### CHALLENGE
Seek out every line containing the word "image", and copy each.

### PROVIDED DATA
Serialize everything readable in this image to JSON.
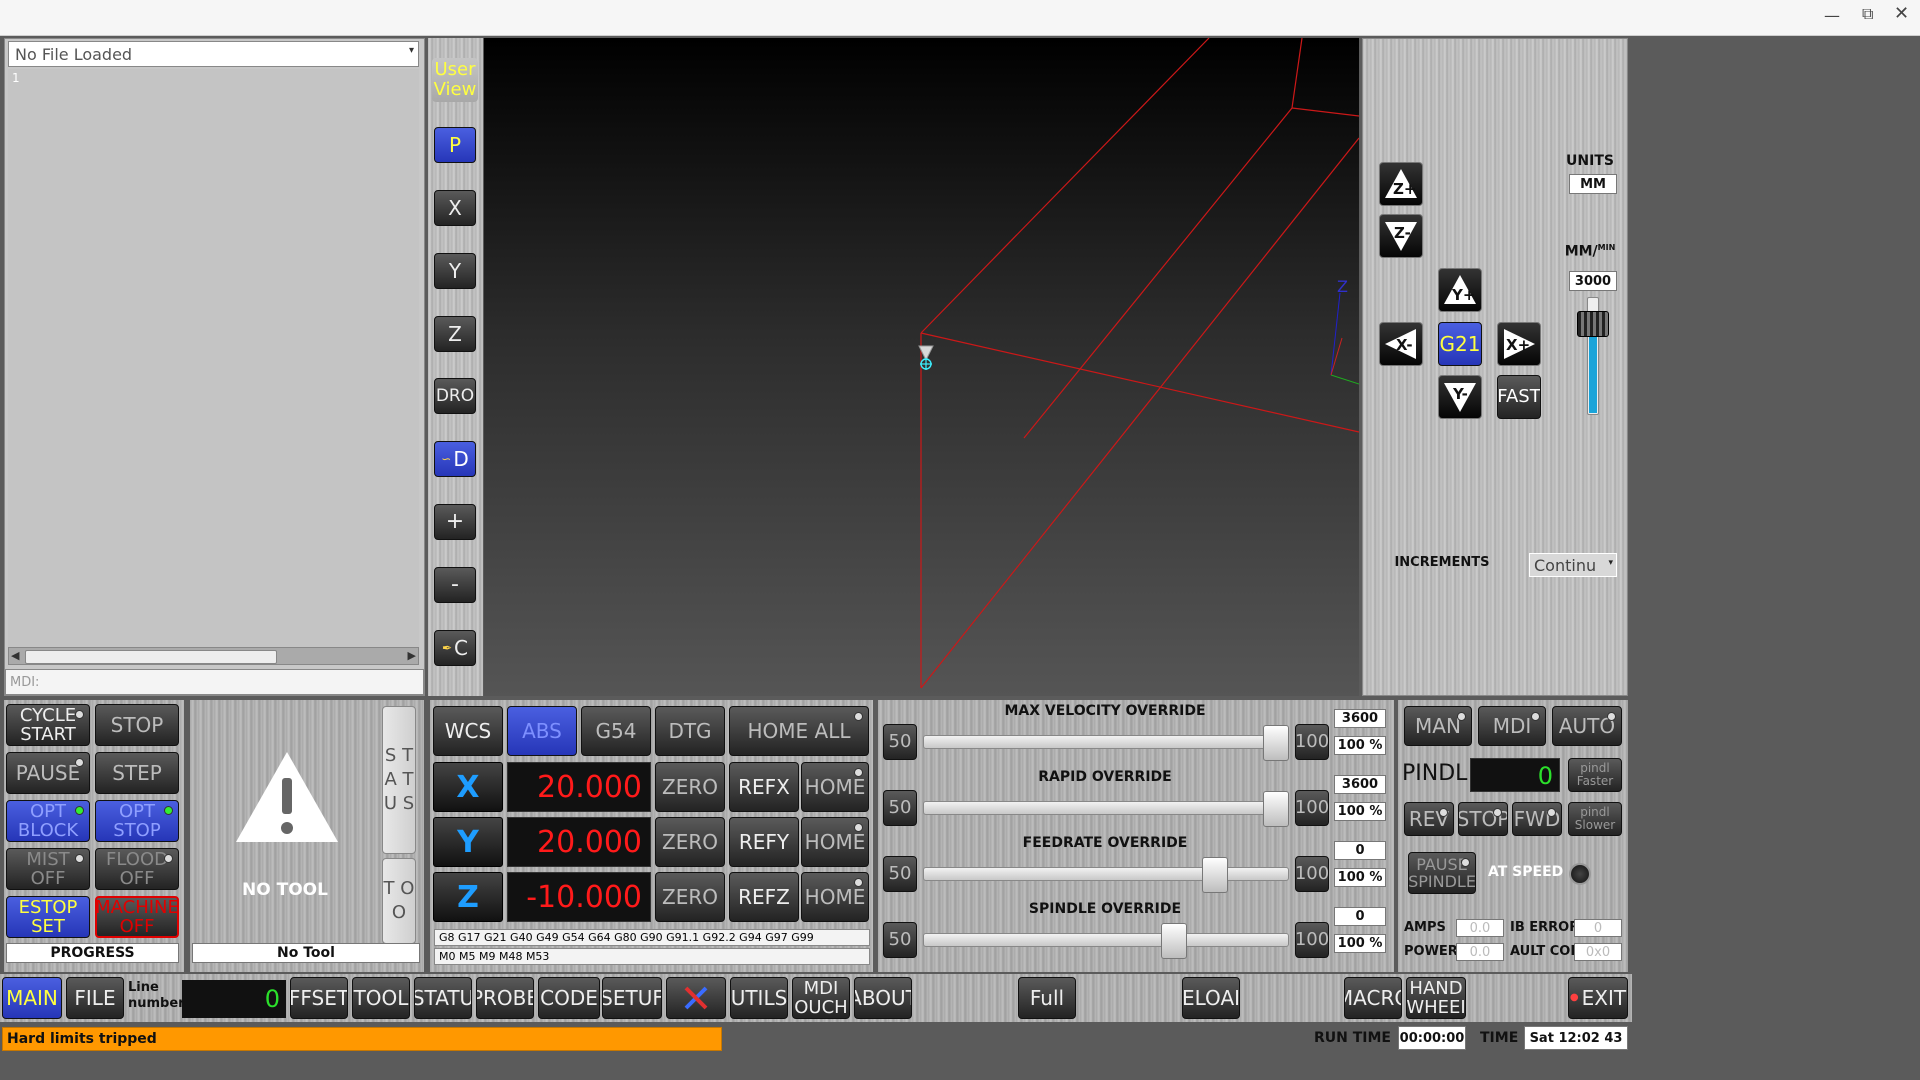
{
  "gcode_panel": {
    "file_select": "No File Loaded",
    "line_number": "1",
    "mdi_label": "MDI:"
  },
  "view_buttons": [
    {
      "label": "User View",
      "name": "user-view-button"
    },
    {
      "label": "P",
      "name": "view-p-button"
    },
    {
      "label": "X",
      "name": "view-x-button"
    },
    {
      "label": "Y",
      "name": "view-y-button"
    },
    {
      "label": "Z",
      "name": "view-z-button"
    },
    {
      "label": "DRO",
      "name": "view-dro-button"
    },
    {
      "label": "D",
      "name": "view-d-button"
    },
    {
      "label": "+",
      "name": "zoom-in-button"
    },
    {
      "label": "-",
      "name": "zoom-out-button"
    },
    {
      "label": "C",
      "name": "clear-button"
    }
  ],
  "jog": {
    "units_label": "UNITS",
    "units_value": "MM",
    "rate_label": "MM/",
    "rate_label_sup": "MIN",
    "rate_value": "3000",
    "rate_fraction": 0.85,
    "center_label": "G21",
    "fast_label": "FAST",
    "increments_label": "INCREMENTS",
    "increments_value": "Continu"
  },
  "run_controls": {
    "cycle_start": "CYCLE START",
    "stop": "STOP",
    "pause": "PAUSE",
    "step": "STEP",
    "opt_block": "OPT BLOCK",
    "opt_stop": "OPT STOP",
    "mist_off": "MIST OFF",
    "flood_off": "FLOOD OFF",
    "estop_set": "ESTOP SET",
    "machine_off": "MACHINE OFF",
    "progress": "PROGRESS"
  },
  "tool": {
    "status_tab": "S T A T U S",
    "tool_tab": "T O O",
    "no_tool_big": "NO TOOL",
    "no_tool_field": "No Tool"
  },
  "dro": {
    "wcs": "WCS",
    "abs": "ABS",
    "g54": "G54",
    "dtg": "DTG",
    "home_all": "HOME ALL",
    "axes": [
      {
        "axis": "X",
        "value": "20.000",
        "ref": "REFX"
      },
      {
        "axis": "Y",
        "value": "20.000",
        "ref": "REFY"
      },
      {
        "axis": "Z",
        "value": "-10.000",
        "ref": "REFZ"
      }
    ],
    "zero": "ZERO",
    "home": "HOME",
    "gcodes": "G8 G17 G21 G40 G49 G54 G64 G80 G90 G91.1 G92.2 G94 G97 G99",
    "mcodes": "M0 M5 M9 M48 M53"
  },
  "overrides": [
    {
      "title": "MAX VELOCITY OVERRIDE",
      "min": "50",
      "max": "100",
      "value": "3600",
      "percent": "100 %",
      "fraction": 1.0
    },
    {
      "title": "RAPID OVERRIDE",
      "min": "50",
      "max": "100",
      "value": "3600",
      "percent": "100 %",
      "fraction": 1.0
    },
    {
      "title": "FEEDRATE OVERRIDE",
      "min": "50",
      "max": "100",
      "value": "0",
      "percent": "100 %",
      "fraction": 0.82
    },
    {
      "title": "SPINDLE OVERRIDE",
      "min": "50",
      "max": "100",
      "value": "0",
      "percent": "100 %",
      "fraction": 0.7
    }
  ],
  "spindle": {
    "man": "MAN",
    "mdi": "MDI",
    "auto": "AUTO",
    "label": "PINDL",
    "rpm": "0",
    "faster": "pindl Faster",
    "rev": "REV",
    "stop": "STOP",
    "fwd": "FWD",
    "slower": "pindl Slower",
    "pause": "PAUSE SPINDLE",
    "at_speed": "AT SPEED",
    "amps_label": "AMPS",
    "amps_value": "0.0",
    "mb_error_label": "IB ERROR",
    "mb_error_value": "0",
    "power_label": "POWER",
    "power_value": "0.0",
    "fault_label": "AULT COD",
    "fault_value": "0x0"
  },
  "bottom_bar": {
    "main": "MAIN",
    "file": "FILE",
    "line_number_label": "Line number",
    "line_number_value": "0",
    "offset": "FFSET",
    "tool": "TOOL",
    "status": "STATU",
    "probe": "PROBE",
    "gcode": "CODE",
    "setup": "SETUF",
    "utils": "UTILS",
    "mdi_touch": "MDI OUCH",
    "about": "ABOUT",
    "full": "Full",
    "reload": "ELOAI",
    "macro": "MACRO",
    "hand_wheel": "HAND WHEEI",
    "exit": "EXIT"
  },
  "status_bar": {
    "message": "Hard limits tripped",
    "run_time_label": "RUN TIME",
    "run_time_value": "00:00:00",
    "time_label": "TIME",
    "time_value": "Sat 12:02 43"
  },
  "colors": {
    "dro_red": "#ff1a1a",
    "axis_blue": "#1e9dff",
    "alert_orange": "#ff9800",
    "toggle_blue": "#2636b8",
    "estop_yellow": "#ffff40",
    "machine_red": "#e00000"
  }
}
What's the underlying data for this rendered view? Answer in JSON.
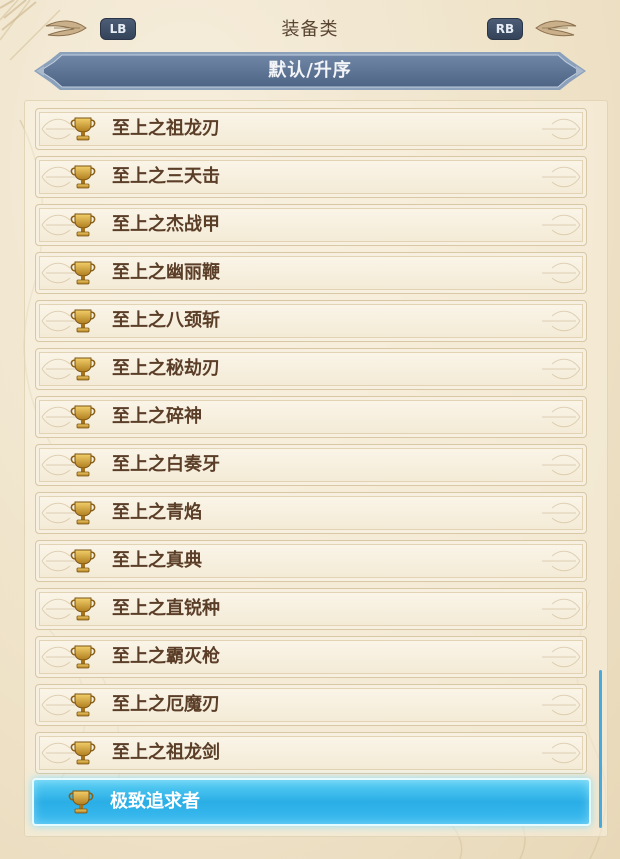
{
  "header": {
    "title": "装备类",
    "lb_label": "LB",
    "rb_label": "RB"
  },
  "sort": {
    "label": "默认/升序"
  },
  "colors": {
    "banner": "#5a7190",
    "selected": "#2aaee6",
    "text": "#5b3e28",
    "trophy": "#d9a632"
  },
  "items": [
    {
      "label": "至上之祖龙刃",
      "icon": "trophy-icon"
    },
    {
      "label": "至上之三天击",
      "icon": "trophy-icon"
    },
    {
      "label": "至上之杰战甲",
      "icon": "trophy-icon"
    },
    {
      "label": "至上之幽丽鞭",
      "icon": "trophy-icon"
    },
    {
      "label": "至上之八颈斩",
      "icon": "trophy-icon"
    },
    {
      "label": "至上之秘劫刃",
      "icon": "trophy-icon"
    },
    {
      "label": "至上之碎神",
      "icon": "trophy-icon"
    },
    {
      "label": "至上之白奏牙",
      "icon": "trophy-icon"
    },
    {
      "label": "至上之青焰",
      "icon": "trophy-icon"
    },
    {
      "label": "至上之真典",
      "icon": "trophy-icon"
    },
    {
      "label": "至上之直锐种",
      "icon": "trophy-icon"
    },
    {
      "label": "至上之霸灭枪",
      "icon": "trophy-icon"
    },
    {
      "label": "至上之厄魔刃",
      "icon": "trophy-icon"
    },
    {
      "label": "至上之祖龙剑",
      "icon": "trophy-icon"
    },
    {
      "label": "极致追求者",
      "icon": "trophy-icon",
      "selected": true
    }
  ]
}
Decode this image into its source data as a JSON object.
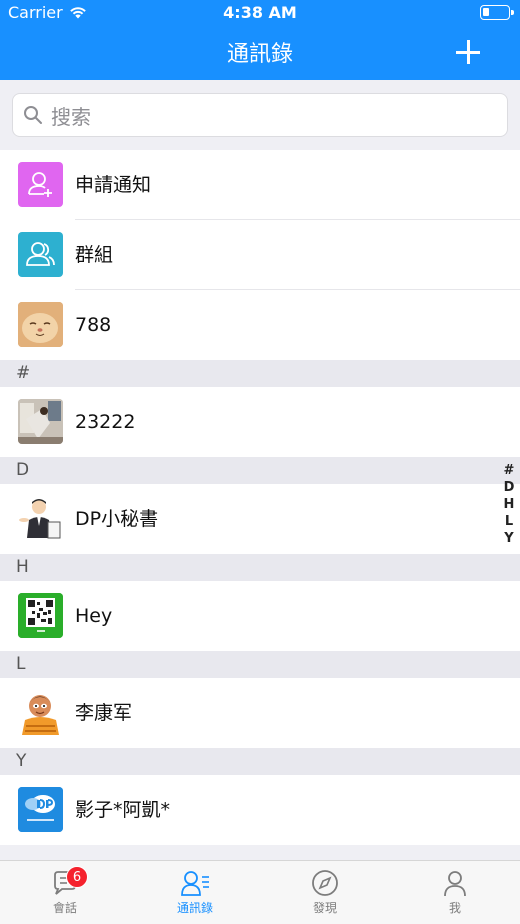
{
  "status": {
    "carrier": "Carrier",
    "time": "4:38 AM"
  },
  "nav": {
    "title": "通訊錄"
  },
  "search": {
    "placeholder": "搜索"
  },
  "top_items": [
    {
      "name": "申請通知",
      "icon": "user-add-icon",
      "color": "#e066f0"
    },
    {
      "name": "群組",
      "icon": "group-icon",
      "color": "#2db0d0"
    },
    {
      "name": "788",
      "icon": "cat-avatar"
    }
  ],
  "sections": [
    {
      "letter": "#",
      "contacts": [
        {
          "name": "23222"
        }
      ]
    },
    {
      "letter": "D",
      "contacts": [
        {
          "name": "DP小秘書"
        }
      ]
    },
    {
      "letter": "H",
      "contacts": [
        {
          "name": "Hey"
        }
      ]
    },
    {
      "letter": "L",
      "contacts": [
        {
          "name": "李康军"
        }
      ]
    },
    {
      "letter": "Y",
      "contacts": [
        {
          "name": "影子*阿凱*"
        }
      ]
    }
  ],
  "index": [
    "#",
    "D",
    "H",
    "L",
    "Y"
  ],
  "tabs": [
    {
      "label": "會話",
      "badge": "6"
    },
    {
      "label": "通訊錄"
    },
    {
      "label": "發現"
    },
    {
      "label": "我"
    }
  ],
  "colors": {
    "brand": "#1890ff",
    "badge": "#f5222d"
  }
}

### WRITTEN RESPONSE
Serialize everything readable in this image to JSON.
Decode this image into its source data as a JSON object.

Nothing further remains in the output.